::: Material :::

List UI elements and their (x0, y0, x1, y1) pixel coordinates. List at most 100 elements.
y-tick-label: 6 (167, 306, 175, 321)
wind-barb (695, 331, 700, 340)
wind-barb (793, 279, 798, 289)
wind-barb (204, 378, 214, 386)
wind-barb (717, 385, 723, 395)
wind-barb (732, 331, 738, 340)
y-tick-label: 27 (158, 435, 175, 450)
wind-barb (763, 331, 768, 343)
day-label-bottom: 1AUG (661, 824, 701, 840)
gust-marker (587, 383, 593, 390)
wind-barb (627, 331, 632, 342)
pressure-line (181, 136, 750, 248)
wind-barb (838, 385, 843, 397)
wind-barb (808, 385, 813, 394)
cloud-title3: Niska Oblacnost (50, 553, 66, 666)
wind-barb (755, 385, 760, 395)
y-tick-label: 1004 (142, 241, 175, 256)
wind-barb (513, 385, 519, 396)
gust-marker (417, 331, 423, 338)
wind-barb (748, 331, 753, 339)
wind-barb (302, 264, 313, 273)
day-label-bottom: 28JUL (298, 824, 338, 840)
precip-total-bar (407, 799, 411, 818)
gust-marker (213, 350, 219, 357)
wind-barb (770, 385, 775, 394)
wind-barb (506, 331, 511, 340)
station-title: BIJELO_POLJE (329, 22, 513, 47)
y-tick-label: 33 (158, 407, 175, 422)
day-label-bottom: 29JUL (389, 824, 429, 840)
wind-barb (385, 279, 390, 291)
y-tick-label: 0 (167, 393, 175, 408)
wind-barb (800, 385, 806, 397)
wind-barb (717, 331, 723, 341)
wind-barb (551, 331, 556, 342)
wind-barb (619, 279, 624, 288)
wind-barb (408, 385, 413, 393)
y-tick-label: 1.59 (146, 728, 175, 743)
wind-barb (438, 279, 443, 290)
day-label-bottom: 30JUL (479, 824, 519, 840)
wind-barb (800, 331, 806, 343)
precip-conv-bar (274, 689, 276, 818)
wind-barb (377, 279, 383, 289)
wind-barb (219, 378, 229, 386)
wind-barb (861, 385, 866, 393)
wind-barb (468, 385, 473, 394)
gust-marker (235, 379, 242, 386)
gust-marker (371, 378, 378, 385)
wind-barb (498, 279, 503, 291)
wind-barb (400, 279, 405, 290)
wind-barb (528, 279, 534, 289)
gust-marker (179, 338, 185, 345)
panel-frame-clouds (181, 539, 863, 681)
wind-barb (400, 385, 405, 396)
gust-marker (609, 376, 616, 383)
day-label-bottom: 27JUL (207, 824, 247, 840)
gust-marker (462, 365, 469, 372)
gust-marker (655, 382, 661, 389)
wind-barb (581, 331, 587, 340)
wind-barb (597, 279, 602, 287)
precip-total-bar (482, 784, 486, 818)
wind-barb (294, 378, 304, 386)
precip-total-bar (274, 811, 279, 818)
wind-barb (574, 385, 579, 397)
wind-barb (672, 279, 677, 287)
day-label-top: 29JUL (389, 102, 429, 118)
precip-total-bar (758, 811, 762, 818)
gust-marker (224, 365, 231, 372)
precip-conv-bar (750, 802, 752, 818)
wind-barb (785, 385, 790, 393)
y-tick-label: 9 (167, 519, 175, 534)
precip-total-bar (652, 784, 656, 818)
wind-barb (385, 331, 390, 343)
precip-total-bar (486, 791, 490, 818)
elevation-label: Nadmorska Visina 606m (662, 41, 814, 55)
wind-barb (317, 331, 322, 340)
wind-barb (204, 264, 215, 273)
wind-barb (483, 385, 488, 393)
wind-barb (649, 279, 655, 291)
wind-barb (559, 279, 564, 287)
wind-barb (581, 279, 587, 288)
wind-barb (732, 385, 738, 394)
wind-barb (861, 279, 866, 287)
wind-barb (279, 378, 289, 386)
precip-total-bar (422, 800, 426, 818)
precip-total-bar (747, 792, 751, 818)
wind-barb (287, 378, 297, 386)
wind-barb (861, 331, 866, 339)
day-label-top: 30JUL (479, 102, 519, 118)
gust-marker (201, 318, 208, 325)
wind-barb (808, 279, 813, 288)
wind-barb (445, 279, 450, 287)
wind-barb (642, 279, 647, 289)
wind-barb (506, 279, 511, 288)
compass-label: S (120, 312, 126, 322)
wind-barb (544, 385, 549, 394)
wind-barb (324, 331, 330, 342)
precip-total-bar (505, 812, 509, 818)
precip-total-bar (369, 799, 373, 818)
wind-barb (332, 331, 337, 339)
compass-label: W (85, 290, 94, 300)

:::
::: Material :::

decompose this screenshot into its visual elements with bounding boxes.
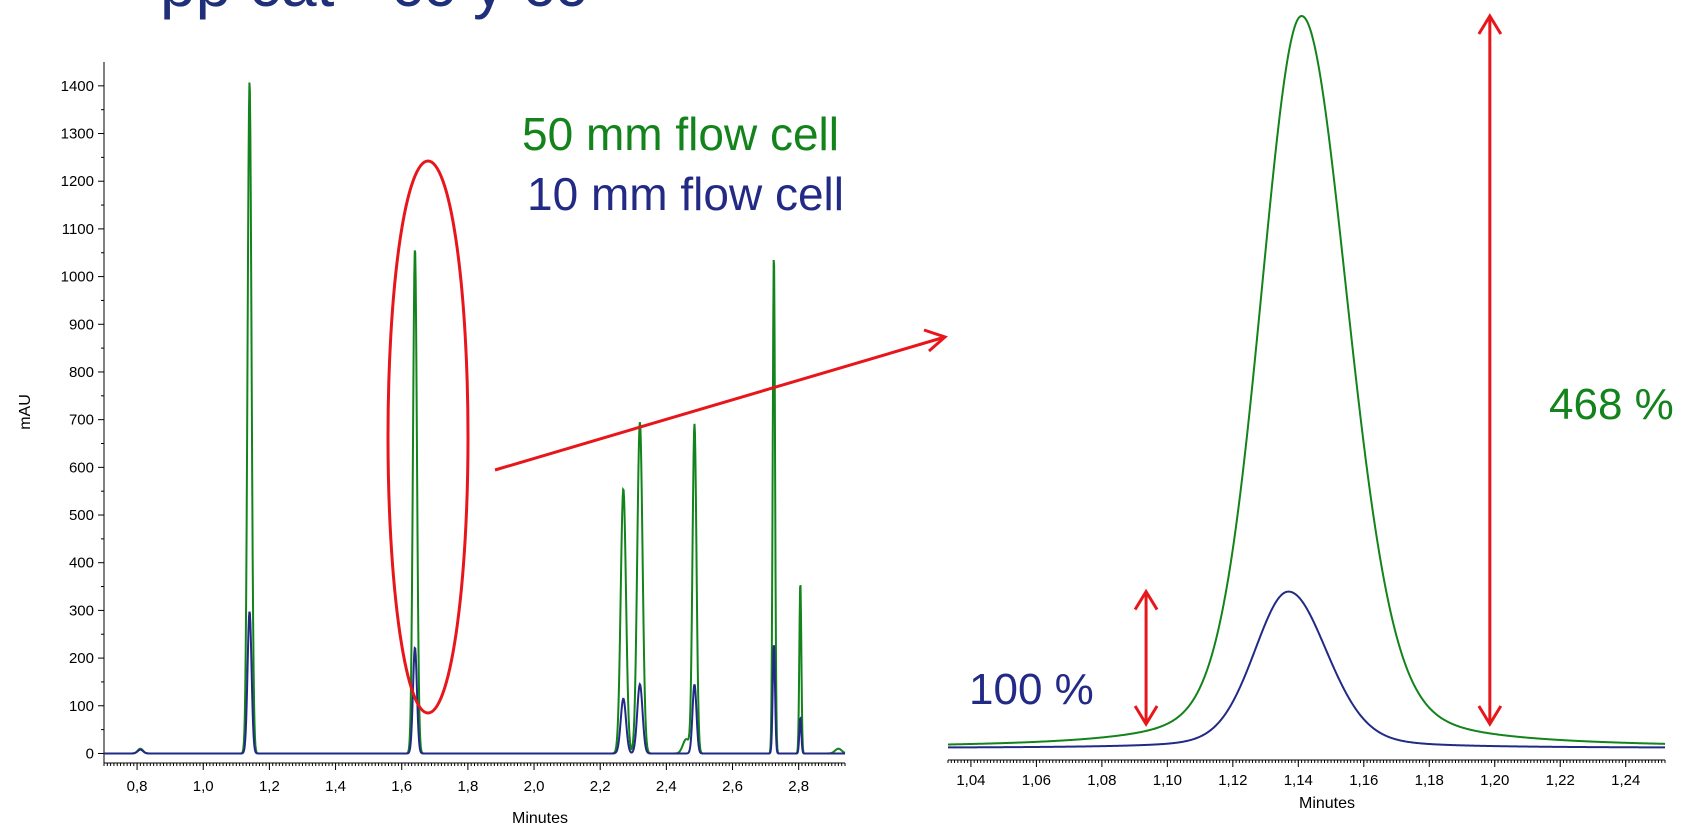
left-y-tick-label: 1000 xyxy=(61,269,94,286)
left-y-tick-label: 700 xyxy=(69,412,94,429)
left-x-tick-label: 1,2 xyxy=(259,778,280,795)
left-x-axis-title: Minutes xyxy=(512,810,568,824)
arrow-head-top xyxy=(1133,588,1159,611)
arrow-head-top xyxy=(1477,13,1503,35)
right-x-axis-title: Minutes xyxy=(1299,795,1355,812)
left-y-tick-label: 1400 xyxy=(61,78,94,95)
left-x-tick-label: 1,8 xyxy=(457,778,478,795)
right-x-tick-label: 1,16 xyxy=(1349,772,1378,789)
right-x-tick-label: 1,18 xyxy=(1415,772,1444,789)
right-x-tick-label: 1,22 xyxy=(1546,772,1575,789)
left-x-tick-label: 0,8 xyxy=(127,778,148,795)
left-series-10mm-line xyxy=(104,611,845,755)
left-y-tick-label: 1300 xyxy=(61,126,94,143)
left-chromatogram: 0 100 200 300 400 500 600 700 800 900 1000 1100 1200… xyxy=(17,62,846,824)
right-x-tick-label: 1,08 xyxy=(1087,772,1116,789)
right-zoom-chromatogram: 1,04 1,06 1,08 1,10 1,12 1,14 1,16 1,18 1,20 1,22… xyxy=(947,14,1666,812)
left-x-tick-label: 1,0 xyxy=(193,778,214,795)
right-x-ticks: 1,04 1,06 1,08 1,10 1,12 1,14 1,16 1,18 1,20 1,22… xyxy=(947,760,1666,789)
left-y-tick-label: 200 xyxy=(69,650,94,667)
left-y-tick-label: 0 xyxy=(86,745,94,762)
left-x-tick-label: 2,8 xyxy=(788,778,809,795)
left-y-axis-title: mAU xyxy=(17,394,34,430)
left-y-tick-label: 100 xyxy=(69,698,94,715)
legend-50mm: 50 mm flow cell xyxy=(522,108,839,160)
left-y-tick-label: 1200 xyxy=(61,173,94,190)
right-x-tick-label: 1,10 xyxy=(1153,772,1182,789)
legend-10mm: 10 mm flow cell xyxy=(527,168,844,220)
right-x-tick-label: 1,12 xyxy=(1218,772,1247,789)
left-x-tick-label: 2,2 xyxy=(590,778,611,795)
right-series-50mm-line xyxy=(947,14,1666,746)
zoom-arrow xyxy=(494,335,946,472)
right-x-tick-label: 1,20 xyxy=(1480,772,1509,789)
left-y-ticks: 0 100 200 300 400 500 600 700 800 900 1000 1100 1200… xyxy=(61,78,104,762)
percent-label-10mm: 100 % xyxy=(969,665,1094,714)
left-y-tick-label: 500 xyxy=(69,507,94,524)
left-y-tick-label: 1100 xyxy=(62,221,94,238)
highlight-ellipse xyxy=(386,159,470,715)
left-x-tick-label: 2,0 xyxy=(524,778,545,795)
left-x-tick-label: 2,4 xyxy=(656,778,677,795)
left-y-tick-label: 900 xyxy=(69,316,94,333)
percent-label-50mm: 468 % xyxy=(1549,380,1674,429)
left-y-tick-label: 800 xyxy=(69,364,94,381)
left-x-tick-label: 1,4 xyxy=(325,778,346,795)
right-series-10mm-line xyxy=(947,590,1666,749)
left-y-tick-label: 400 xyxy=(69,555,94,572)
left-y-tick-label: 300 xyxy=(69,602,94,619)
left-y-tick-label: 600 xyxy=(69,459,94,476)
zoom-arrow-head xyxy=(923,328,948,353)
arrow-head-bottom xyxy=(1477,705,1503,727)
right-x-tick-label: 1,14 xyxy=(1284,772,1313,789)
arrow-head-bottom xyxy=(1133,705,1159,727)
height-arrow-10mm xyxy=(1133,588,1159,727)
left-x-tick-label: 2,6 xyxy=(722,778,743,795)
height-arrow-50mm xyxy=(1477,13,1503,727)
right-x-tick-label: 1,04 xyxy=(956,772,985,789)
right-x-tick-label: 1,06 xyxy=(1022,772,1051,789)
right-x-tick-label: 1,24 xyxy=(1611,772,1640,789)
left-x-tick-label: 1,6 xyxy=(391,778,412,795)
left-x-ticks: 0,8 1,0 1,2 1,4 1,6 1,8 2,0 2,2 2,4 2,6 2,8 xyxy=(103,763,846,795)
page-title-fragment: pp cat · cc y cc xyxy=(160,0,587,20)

:::

Aim — Could you quote the material above word for word, beginning at the line containing "List UI elements" and continuing through the line containing "panel-frame-clouds (181, 539, 863, 681)"?

Reply —
List UI elements and their (x0, y0, x1, y1) pixel coordinates. List at most 100 elements.
y-tick-label: 6 (167, 306, 175, 321)
wind-barb (695, 331, 700, 340)
wind-barb (793, 279, 798, 289)
wind-barb (204, 378, 214, 386)
wind-barb (717, 385, 723, 395)
wind-barb (732, 331, 738, 340)
y-tick-label: 27 (158, 435, 175, 450)
wind-barb (763, 331, 768, 343)
day-label-bottom: 1AUG (661, 824, 701, 840)
gust-marker (587, 383, 593, 390)
wind-barb (627, 331, 632, 342)
pressure-line (181, 136, 750, 248)
wind-barb (838, 385, 843, 397)
wind-barb (808, 385, 813, 394)
cloud-title3: Niska Oblacnost (50, 553, 66, 666)
wind-barb (755, 385, 760, 395)
y-tick-label: 1004 (142, 241, 175, 256)
wind-barb (513, 385, 519, 396)
gust-marker (417, 331, 423, 338)
wind-barb (748, 331, 753, 339)
wind-barb (302, 264, 313, 273)
day-label-bottom: 28JUL (298, 824, 338, 840)
precip-total-bar (407, 799, 411, 818)
gust-marker (213, 350, 219, 357)
wind-barb (770, 385, 775, 394)
wind-barb (506, 331, 511, 340)
station-title: BIJELO_POLJE (329, 22, 513, 47)
y-tick-label: 33 (158, 407, 175, 422)
day-label-bottom: 29JUL (389, 824, 429, 840)
wind-barb (385, 279, 390, 291)
y-tick-label: 0 (167, 393, 175, 408)
wind-barb (800, 385, 806, 397)
wind-barb (717, 331, 723, 341)
wind-barb (551, 331, 556, 342)
wind-barb (619, 279, 624, 288)
wind-barb (408, 385, 413, 393)
y-tick-label: 1.59 (146, 728, 175, 743)
wind-barb (438, 279, 443, 290)
day-label-bottom: 30JUL (479, 824, 519, 840)
wind-barb (800, 331, 806, 343)
precip-conv-bar (274, 689, 276, 818)
wind-barb (377, 279, 383, 289)
wind-barb (219, 378, 229, 386)
wind-barb (861, 385, 866, 393)
wind-barb (468, 385, 473, 394)
gust-marker (235, 379, 242, 386)
gust-marker (371, 378, 378, 385)
wind-barb (498, 279, 503, 291)
wind-barb (400, 279, 405, 290)
wind-barb (528, 279, 534, 289)
gust-marker (179, 338, 185, 345)
panel-frame-clouds (181, 539, 863, 681)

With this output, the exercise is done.